RECORD LIST »
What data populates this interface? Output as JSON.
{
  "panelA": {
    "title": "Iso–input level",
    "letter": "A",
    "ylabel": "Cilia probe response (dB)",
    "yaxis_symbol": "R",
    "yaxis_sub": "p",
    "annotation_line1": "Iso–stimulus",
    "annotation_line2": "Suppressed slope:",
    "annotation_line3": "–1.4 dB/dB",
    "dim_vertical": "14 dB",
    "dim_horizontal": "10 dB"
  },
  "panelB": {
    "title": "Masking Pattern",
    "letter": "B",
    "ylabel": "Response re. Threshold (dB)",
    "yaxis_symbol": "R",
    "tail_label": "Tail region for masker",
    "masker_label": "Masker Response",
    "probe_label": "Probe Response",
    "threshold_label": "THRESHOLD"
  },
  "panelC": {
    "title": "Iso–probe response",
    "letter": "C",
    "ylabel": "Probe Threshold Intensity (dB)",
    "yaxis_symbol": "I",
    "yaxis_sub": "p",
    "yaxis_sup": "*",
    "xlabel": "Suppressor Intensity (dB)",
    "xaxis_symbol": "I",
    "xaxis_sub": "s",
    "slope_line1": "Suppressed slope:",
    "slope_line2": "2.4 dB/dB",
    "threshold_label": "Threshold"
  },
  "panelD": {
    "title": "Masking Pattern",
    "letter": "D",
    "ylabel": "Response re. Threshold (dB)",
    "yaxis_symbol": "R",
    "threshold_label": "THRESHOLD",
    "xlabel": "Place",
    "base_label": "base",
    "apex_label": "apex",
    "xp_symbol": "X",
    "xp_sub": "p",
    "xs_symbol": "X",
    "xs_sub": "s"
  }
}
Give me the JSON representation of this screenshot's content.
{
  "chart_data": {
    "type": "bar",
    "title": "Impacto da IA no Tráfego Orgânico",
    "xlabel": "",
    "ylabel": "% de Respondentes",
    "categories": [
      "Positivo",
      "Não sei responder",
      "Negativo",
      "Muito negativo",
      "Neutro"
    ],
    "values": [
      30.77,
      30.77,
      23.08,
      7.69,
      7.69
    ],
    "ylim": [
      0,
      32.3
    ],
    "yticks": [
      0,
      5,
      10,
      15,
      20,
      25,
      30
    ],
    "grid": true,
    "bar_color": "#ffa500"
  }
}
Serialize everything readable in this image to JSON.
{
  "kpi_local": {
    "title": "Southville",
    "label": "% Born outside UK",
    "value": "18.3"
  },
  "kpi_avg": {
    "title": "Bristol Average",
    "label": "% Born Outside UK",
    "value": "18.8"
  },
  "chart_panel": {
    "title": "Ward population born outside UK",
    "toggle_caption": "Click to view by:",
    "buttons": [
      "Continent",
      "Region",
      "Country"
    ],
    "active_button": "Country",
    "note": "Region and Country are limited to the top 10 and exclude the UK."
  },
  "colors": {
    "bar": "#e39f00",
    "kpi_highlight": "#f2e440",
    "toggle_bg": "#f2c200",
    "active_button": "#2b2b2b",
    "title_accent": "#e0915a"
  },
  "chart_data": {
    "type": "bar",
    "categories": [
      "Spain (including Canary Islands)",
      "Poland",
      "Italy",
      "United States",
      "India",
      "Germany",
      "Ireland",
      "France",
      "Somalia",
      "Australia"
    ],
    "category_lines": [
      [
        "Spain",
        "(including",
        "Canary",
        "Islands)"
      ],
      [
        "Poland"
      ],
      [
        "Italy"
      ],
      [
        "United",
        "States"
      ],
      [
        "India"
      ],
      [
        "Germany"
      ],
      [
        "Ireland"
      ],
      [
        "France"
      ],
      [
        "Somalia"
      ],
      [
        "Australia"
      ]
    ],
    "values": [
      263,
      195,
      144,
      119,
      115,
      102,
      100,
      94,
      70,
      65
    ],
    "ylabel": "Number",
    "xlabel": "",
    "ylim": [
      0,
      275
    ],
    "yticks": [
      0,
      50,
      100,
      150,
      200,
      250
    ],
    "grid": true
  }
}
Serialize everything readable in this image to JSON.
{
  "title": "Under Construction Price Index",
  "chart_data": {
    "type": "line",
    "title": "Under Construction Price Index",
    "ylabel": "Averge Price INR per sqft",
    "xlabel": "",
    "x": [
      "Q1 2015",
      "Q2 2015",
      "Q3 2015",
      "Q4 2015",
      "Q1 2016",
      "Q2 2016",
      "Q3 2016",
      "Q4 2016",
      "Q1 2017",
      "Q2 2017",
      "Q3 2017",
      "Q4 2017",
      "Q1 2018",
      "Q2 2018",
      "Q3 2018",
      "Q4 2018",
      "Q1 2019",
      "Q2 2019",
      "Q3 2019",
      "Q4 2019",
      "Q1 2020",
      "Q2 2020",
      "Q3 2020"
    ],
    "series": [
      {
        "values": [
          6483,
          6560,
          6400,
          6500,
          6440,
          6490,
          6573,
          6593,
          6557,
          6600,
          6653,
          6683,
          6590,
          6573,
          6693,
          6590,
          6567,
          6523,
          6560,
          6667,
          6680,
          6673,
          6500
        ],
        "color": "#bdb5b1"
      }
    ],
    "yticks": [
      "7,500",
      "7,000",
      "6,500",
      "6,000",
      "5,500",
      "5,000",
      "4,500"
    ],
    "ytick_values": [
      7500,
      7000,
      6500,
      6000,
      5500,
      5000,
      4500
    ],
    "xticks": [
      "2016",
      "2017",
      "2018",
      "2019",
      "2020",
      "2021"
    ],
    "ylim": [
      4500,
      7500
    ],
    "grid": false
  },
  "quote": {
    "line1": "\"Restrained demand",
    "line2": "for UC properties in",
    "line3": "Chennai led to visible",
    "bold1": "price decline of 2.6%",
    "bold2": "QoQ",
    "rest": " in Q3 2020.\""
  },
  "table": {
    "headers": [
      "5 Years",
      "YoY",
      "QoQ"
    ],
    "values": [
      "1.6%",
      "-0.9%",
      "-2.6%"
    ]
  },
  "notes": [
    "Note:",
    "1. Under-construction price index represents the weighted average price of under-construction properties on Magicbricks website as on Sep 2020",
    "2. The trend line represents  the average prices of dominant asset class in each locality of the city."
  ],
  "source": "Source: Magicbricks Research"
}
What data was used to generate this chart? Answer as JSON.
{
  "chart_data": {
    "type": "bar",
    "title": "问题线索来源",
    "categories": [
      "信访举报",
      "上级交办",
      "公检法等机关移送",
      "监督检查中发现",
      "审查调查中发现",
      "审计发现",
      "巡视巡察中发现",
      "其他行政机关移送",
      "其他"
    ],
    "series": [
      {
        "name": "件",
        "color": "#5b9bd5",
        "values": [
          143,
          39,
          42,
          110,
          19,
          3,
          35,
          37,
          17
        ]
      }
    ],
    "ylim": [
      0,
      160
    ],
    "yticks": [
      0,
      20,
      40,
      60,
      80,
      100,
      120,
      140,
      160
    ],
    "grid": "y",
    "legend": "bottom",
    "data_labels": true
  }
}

GOAL »
Using the records above, copy every line that has the word "properties" in it.

SOLUTION TO THE PROBLEM »
    "line2": "for UC properties in",
    "1. Under-construction price index represents the weighted average price of under-construction properties on Magicbricks website as on Sep 2020",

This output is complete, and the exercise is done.